**SOURCE TEXT**
○ ○ ○ ○ ○
Over the next three years 180 vehicles will be added to the fleet and two thirds of existing ScotRail trains will be refurbished by 2018. More than 17,000 at-seat power points will be installed and 346 more trains will be equipped with passenger Wi-Fi.

From autumn 2017 new Hitachi class 385 EMUs will be introduced on the newly-electrified Edinburgh - Falkirk High - Glasgow Queen Street line and the entire fleet of 46 three-car and 24 four-car sets will enter service by December 2018. The trains will also be deployed on six other routes, including:

  • Edinburgh Waverley – Dunblane/Alloa
  • Glasgow Queen Street – Dunblane/Alloa
  • Glasgow Queen Street – Cumbernauld/Falkirk Grahamston
  • Edinburgh Waverley – North Berwick/Dunbar/Berwick
  • Edinburgh Waverley – Glasgow Central, and
  • Glasgow Central – Newton/Neilston/Cathcart Circle.

From autumn 2017, 27 High Speed Trains (HSTs) formed of two power cars and four or five intermediate trailers will replace class 170 DMUs on services from Edinburgh and Glasgow to Aberdeen and Inverness, as well as on the Aberdeen - Inverness line. ScotRail says this will increase seating capacity on internal long-distance services by an average of 36%.
○ ○ ○ ○ ○
**DATA UNDER STUDY**
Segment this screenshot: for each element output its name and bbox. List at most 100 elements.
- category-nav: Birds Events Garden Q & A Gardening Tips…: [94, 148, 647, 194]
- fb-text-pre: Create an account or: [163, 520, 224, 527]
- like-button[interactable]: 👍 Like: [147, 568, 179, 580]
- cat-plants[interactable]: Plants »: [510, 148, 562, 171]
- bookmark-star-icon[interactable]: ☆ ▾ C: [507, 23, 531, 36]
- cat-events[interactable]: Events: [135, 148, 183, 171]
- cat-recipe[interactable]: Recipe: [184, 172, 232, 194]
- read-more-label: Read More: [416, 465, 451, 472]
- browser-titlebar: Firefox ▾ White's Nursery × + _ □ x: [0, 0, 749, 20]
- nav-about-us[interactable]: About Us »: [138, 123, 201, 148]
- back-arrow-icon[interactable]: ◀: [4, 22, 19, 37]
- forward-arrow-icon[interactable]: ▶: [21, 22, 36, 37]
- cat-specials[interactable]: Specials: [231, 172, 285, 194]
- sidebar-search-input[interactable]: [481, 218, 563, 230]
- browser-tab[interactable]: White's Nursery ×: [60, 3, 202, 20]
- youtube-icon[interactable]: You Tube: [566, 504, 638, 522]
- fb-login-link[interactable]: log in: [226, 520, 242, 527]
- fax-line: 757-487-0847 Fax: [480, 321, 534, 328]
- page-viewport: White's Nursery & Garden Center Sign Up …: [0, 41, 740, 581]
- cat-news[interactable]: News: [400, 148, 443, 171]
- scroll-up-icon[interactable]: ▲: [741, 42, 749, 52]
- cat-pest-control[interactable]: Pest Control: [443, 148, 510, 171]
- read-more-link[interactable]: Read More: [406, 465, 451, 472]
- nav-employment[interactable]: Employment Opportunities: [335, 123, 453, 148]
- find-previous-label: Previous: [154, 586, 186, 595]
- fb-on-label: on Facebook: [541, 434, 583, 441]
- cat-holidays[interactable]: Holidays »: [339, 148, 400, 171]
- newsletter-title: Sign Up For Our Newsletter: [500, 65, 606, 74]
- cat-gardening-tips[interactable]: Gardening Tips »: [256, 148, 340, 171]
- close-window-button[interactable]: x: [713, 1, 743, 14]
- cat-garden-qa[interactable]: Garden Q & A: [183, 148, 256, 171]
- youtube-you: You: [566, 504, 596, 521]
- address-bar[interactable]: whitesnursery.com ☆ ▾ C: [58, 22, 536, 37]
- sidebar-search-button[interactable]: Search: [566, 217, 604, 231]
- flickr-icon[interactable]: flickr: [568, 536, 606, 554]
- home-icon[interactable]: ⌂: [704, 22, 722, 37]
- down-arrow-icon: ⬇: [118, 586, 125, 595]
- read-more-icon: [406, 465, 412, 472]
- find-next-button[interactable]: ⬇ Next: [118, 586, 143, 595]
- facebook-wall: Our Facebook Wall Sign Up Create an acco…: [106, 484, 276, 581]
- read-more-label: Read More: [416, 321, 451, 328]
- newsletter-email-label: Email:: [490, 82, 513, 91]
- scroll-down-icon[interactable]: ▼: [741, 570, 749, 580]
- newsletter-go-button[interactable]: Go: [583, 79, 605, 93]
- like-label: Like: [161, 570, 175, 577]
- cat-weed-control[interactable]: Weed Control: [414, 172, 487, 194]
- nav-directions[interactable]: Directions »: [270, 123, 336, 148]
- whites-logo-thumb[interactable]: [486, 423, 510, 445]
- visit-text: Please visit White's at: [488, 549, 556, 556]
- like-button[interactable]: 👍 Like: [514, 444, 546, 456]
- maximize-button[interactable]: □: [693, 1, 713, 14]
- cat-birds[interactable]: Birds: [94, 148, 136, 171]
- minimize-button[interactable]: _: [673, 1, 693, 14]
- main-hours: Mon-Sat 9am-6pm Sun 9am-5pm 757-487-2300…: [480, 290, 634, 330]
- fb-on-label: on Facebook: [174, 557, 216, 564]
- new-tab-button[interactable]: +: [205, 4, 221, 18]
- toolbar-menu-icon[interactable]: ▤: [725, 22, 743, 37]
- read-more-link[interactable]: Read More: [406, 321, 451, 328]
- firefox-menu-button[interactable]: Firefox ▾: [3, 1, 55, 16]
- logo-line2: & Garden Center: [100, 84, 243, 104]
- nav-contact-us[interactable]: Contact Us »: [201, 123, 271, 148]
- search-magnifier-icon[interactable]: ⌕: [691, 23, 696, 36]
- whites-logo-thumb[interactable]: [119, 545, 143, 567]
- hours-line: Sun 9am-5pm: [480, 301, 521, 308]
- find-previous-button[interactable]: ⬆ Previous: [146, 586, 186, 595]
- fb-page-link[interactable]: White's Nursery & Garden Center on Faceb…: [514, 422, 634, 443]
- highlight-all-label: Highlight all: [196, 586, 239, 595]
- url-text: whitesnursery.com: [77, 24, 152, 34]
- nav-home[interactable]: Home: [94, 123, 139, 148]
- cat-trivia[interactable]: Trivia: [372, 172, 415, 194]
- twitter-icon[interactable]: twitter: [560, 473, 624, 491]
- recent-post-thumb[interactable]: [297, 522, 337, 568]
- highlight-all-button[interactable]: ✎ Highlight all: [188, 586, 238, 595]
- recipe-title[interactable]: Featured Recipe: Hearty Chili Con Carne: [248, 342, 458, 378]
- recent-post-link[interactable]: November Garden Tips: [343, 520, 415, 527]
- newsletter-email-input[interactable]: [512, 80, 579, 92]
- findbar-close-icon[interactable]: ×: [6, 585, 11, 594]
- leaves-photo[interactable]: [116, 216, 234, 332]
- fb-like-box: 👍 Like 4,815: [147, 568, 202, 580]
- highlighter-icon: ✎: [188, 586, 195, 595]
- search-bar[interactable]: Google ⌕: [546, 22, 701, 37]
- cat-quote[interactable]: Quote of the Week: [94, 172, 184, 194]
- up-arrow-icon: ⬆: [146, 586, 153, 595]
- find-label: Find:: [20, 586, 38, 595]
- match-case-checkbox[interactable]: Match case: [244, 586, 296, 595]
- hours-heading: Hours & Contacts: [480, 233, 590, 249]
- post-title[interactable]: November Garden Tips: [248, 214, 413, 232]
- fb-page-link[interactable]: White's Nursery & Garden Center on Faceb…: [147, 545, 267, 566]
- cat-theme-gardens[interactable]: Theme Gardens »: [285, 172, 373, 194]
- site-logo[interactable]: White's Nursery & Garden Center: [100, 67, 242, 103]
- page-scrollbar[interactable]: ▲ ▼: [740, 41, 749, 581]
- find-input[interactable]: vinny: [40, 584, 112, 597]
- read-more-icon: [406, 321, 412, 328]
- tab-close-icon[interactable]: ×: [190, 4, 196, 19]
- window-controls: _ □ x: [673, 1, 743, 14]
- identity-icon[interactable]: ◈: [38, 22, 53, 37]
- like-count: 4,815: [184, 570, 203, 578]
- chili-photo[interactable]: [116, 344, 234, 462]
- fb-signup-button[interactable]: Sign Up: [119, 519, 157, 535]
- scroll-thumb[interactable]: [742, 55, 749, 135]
○ ○ ○ ○ ○
**USING THE INFORMATION**
**A)** Using the ScotRail fleet text, decide whether each statement below agrees with it, and answer yes or no, quoting the words from the text that settle it.
(i) 180 vehicles will be added to the fleet over the next three years.
(ii) The High Speed Trains will replace class 385 EMUs on services to Aberdeen and Inverness.
(iii) The whole fleet of new Hitachi class 385 EMUs will be in service by December 2018.
**B)** Proceed with the ScotRail fleet text, starting right after its final sentence.
The items come from a different source than the text.

**RESULTS FOR THE EXERCISE**
**A)**
(i) Yes: "Over the next three years 180 vehicles will be added to the fleet"
(ii) No: "will replace class 170 DMUs on services from Edinburgh and Glasgow to Aberdeen and Inverness"
(iii) Yes: "the entire fleet of 46 three-car and 24 four-car sets will enter service by December 2018"

**B)**
All 21 of ScotRail's three-car class 318 EMUs are being refurbished with wheelchair spaces, at-seat power sockets, passenger Wi-Fi, cycle storage, CCTV, and accessible toilets to comply with Rail Vehicle Accessibility Regulations 2010 (RVAR), which come into effect in 2020. The fleet will be used on suburban services in the Glasgow area.

By August 2016 the fleet of 22 three-car class 320 EMUs will be supplemented by seven additional trains, which will be converted from almost-identical class 321 trains transferred from England. These trains will be upgraded by owner Eversholt Rail to the same standard as ScotRail's existing refurbished class 320s.